---- DATA SUPPLIED

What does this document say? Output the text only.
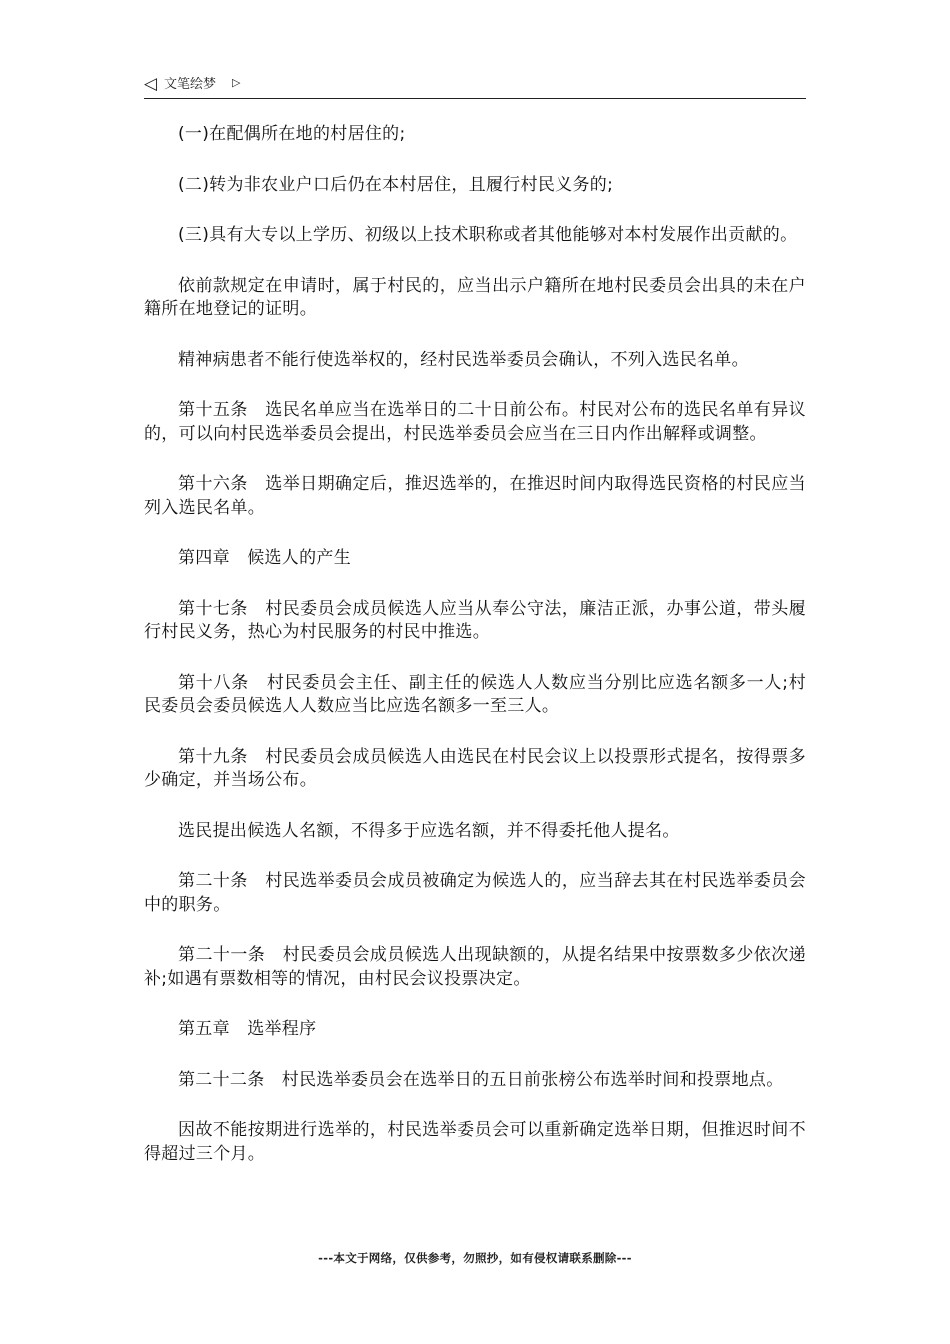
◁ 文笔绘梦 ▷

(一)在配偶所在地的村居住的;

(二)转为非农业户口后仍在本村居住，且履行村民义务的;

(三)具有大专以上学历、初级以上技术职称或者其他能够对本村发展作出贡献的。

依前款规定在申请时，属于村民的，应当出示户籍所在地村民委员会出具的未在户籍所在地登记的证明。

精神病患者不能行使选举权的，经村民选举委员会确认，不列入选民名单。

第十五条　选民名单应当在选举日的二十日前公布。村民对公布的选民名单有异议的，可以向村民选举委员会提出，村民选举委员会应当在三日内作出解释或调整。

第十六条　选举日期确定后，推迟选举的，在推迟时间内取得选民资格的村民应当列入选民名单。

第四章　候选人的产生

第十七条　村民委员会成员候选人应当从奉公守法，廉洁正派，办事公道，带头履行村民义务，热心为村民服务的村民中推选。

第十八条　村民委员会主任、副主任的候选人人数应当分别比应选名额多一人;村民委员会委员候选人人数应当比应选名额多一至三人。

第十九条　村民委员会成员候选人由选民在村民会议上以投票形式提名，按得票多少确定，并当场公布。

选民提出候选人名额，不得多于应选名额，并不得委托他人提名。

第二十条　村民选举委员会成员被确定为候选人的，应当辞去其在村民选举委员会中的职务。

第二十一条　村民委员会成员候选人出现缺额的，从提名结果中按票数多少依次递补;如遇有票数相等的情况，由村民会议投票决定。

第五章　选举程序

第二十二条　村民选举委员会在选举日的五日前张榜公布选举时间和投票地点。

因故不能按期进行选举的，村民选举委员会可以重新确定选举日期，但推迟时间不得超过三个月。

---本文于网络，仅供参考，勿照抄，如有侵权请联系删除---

--------
---- DATA SUPPLIED

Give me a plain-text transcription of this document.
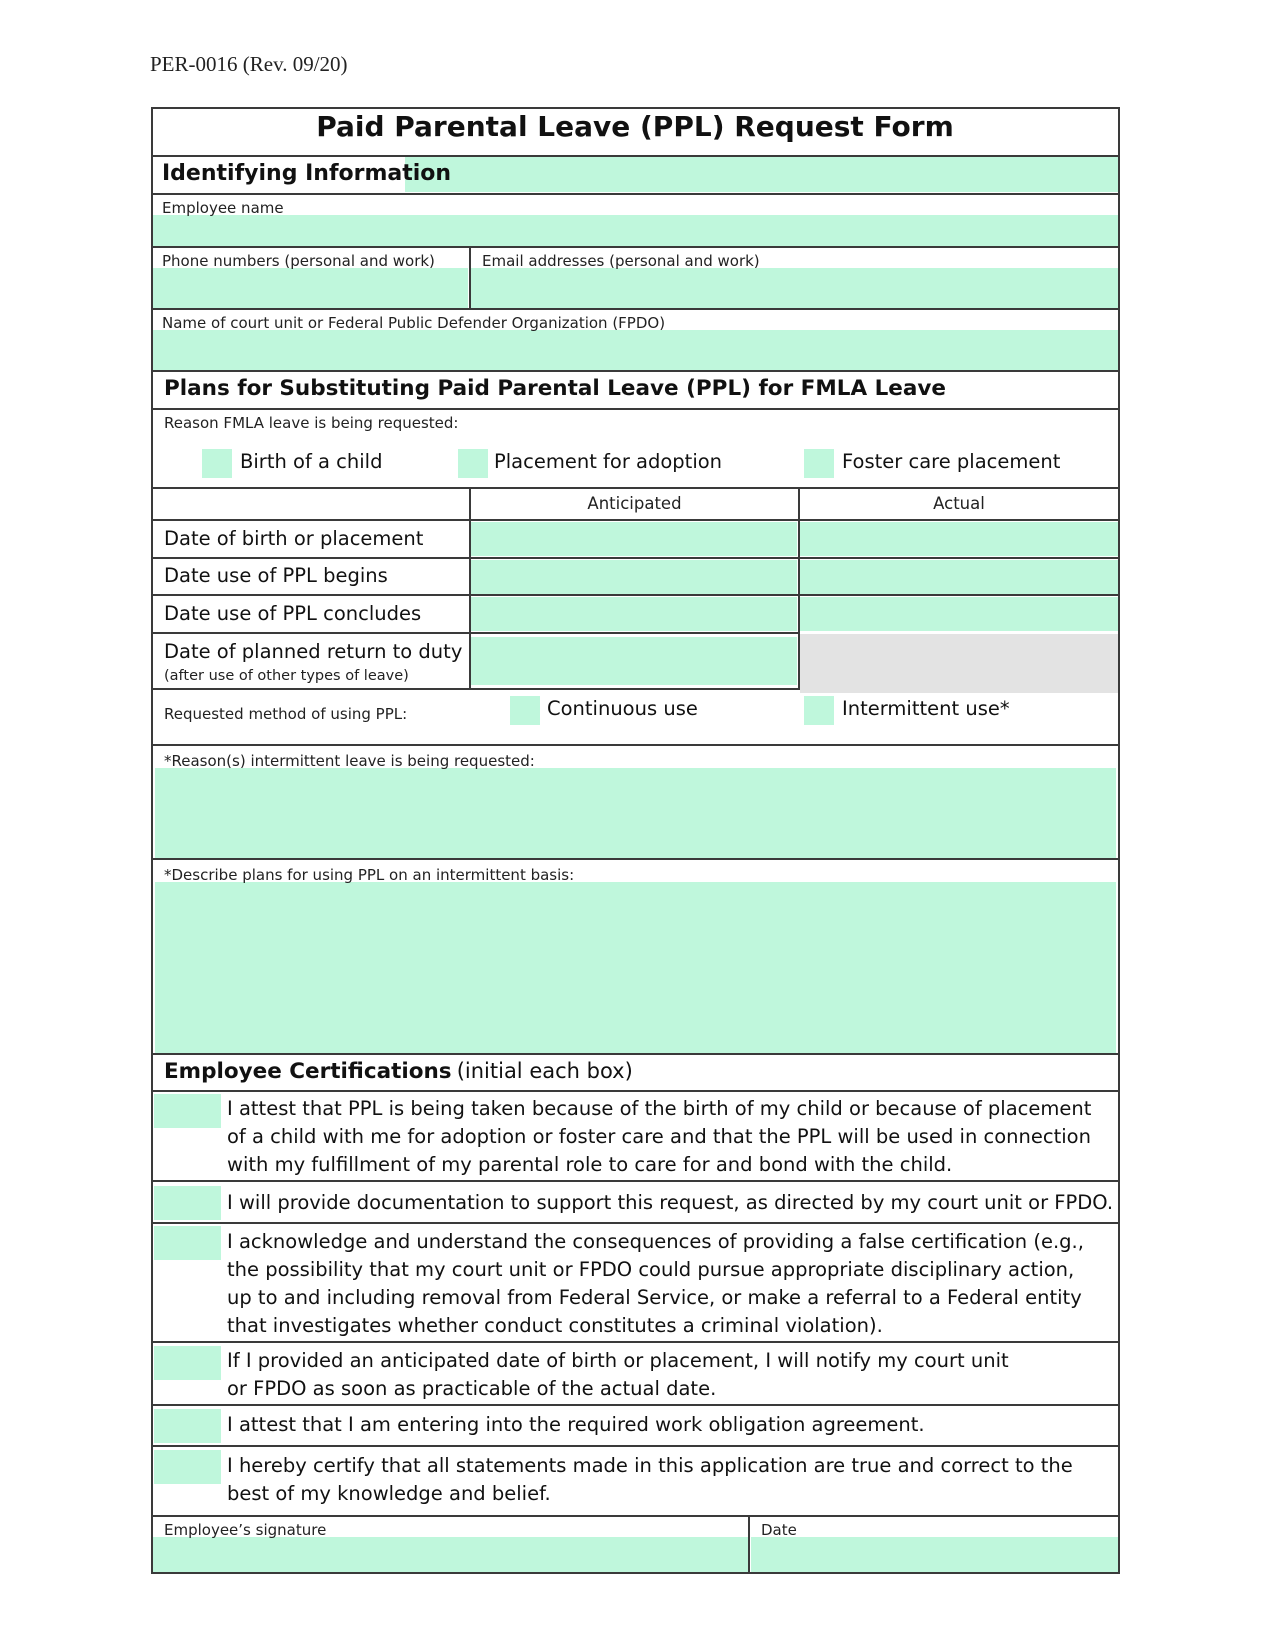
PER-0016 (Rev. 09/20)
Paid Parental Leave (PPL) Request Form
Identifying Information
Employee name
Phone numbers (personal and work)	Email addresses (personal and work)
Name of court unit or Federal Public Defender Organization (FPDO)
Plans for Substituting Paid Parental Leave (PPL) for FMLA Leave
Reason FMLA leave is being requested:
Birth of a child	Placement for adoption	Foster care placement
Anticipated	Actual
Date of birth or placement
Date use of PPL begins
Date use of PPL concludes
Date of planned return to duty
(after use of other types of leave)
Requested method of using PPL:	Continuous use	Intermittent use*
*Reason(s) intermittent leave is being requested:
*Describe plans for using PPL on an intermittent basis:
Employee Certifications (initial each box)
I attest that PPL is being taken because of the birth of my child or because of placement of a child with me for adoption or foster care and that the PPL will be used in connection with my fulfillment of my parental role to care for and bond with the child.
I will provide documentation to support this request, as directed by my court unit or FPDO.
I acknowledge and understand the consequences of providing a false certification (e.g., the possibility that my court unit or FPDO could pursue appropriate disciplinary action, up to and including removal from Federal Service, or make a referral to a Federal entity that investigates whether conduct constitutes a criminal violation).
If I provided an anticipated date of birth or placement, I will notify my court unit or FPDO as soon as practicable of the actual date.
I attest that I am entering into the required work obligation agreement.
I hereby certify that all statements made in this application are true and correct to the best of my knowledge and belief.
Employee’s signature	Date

--------

**WHAT IS ASKED:** Above are some records. Count the lines among them with the word "this", and answer with the number only.

**FINAL RESULT:** 4